**Selected excerpt:**

——————————

This time the unhinged regime comes without the trappings of Marxism and is blessed – or cursed – with the wealth that comes from oil and gas.
The country also enjoys a strange sort of British Royal warrant – Prince Andrew is a frequent and honoured visitor, though the reasons for his many journeys to this remote destination remain unknown.
And he also sold his former marital home to a Kazakh businessman for an unexpectedly high price.
You may think you know about Kazakhstan because of the silly film satire Borat. In fact, this sordid and worrying country's rulers would much prefer you to believe that Sacha Baron Cohen's ignorant and frivolous travesty, which involved no visits to the place itself, was the truth. For the reality is far worse.
The best place to start on a journey to the real Kazakhstan is its astonishing new capital, Astana, a work of megalomania that brings to mind Nicolae Ceausescu's gigantic folly in Bucharest and the silent, deserted streets and squares of Pyongyang.
It also reminded me of the spooky Burmese forbidden city of Naypidaw, built, like Astana, in the midst of nowhere so the rulers can be as far as possible from the ruled. People Power will never be able to find its way here. It would starve to death on the way.
The word 'Astana' means 'Capital City'. This, as Kazakhs wryly point out, is rather like calling your dog 'Dog' or your wife 'Wife'.
Most people think that the name is just temporary, and the country's all-powerful autocrat, Nursultan Nazarbayev, is slowly summoning up the courage to name the place after himself.
What we know about President Nazarbayev comes from two sharply conflicting sources.
One is the not exactly critical biography of his progress from nomad hutment to steepled palace, via the Communist Party, written by Britain's penitent survivor of the sleaze era, Jonathan Aitken.
In this work, the leader emerges as a benevolent father of his nation, popular, sensitive to criticism, with a solid record of achievement, etc, etc.
The other version comes from a joyfully malicious and utterly self-serving volume by Nazarbayev's former son-in-law Rakhat Aliyev, driven from the boss's inner circle after a quarrel and now in hiding from the fist of his wrath.
It is in this work that you will read that President Nazarbayev is alleged to have three living wives. The first is his 'official' wife, Sara Alpysovna, who still maintains the position but is said to live in Almaty – hundreds of miles from her husband and his busy life.
The second is a former air hostess aboard the presidential jet. The third is said to be a former Miss Kazakhstan.
Many educated people in Kazakhstan know the names of these women, but nothing about them is ever published in the fearful and persecuted Press, which is allowed limited freedom provided it never criticises the President himself.
Libel is a criminal offence – not, as in civilised countries, a civil matter. One critical newspaper, Respublika, has suffered particularly hard. In 2002 its offices mysteriously burned down.
The culprits hung a headless dead dog from the ruins and left a note saying: 'You won't get another warning.'
Now the paper's presses have been confiscated and it appears in a crudely stapled, computer-printed version on newsstands.

——————————

**Stored data entries:**
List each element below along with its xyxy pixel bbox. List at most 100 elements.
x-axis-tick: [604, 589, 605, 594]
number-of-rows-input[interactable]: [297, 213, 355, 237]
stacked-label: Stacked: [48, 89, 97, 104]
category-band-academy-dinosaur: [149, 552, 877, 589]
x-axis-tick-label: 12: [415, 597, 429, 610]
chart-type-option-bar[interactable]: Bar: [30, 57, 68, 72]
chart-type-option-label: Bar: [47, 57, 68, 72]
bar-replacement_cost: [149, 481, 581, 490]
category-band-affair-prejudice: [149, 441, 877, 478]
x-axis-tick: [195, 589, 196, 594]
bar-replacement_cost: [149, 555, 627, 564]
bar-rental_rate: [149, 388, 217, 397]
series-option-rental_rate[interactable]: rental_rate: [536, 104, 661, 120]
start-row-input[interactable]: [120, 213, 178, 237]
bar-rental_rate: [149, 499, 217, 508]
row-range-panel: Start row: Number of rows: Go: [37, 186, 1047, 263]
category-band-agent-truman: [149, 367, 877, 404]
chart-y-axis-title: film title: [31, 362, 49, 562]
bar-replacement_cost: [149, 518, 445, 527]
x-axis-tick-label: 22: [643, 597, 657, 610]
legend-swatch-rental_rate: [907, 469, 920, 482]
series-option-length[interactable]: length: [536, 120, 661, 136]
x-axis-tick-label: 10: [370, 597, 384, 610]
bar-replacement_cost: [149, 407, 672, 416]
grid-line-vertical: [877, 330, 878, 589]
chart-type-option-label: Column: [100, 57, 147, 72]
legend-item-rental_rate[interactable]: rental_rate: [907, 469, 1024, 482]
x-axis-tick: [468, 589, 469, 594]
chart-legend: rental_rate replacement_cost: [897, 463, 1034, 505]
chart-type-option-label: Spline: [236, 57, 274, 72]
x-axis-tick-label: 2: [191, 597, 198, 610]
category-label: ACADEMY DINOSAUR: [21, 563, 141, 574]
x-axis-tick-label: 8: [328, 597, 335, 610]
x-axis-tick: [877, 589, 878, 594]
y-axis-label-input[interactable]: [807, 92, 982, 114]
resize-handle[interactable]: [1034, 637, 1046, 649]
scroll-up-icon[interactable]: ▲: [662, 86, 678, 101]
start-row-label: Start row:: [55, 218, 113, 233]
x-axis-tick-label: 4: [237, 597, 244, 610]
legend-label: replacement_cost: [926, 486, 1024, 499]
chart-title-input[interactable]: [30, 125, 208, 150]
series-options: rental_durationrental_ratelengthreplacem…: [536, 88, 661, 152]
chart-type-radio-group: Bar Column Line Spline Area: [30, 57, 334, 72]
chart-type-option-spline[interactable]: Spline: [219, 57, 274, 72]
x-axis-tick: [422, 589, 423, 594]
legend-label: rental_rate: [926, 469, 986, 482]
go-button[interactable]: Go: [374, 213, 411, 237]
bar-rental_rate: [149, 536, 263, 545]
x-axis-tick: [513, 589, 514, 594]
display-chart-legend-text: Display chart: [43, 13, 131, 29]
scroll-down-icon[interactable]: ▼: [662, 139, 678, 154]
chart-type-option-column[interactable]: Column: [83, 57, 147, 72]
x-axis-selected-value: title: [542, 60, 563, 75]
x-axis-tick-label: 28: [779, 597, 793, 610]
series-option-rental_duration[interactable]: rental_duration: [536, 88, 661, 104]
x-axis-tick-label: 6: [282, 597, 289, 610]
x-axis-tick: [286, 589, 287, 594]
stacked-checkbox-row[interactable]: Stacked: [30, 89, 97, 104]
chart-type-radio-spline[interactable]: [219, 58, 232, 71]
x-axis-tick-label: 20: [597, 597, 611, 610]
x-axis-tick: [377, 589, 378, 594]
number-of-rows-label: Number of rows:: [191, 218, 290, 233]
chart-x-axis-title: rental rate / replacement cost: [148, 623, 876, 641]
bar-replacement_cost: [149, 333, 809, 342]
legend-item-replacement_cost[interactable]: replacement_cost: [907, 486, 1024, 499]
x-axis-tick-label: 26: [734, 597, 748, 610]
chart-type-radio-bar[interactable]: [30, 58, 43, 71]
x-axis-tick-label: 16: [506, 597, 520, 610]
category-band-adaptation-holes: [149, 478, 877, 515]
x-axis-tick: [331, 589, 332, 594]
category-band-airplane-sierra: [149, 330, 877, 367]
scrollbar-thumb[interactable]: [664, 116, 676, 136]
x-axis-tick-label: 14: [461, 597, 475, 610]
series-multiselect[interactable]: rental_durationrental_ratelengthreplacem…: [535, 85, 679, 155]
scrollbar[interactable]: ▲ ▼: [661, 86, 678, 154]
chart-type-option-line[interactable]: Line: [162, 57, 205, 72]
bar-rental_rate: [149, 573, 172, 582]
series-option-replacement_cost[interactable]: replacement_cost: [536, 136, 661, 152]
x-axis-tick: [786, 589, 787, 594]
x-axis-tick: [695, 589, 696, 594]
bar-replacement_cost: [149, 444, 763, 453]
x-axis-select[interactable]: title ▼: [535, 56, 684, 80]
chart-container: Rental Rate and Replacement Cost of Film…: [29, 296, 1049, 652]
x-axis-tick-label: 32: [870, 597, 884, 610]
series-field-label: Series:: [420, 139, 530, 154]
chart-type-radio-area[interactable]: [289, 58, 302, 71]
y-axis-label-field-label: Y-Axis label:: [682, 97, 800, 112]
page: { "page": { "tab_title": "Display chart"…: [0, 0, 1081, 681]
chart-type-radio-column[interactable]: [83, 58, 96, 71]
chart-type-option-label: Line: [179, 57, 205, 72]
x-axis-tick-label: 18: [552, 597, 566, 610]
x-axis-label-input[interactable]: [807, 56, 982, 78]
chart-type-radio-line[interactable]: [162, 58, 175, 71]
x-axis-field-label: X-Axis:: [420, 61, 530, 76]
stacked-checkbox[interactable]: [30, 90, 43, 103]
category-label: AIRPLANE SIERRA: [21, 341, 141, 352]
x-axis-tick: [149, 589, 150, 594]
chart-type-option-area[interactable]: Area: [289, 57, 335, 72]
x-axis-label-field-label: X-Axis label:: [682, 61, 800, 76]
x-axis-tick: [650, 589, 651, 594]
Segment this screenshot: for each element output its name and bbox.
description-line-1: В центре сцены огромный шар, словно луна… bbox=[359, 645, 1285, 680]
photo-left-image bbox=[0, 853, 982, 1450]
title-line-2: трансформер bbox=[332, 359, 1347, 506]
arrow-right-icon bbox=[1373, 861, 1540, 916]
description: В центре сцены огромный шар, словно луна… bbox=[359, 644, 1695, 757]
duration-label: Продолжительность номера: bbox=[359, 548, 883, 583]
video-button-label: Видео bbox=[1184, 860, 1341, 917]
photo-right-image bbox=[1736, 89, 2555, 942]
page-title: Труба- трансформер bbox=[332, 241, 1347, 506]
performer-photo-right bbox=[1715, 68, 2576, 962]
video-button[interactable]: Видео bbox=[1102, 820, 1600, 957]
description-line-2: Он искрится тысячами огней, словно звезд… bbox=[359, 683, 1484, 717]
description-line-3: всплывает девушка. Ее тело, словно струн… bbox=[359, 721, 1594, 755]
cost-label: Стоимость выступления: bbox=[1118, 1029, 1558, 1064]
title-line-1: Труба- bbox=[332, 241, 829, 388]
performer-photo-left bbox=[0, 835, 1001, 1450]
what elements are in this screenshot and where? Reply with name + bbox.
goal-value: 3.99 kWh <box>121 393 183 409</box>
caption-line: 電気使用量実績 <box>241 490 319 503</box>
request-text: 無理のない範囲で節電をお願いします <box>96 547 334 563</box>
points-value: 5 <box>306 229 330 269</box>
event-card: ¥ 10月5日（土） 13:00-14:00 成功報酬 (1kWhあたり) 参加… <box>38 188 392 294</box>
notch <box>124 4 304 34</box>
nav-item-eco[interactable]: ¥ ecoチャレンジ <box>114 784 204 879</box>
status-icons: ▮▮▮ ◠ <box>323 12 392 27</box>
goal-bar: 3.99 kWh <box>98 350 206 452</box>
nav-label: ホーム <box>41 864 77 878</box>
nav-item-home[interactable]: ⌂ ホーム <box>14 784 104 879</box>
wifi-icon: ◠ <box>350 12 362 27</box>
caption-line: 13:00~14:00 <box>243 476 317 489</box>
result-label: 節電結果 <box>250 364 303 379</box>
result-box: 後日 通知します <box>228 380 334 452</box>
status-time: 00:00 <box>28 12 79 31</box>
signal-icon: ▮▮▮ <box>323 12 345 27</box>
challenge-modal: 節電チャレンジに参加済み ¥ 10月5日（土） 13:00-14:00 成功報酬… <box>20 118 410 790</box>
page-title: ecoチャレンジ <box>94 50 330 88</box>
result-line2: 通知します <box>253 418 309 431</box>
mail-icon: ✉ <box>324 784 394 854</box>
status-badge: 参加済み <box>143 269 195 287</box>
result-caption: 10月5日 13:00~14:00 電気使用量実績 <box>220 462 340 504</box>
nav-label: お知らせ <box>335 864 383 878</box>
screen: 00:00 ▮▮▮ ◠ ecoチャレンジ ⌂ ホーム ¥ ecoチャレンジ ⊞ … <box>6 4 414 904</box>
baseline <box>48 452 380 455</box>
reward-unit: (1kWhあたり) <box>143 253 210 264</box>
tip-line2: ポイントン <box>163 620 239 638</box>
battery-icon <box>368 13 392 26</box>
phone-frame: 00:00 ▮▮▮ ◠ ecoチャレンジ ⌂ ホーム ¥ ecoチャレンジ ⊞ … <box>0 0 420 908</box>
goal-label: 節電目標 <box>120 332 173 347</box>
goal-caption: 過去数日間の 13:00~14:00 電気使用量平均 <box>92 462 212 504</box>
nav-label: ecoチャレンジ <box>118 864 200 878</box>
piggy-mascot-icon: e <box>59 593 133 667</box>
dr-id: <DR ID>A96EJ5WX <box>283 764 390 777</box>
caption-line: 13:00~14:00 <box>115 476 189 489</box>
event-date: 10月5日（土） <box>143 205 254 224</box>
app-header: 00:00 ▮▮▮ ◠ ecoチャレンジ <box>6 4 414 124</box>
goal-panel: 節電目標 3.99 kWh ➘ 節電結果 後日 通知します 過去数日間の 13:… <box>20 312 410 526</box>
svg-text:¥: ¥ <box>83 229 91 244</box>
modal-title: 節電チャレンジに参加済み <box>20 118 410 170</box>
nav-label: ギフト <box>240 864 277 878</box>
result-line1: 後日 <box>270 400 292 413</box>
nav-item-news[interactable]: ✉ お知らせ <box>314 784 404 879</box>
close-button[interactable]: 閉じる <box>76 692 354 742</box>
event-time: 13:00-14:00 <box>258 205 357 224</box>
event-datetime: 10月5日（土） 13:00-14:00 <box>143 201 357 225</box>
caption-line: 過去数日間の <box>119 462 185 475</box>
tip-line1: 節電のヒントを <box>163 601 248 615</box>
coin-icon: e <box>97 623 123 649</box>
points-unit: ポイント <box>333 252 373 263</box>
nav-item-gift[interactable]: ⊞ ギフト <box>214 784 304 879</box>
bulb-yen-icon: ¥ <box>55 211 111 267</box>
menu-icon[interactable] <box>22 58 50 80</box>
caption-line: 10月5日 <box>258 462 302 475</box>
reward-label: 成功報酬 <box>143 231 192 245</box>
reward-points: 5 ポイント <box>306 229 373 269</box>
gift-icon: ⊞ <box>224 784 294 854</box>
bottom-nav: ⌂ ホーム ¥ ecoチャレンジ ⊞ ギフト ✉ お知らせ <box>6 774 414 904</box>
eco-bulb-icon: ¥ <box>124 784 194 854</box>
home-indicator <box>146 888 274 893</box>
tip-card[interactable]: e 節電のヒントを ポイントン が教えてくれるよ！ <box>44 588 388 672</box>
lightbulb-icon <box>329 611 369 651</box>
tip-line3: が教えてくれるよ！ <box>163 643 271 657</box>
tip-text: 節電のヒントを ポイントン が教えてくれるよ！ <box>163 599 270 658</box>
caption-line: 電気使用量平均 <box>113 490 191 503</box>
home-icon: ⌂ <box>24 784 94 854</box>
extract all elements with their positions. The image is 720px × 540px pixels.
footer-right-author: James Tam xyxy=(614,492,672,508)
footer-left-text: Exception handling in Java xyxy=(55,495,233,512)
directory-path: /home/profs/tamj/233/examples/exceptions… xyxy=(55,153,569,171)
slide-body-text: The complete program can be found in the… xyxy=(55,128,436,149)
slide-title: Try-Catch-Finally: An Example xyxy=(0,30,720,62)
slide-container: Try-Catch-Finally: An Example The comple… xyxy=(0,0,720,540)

——————————

**What you should do:**
Please quote the Kazakhstan article above word for word, everything from "Most people think" down to "sharply conflicting sources.".

**Solution for this task:**
Most people think that the name is just temporary, and the country's all-powerful autocrat, Nursultan Nazarbayev, is slowly summoning up the courage to name the place after himself.
What we know about President Nazarbayev comes from two sharply conflicting sources.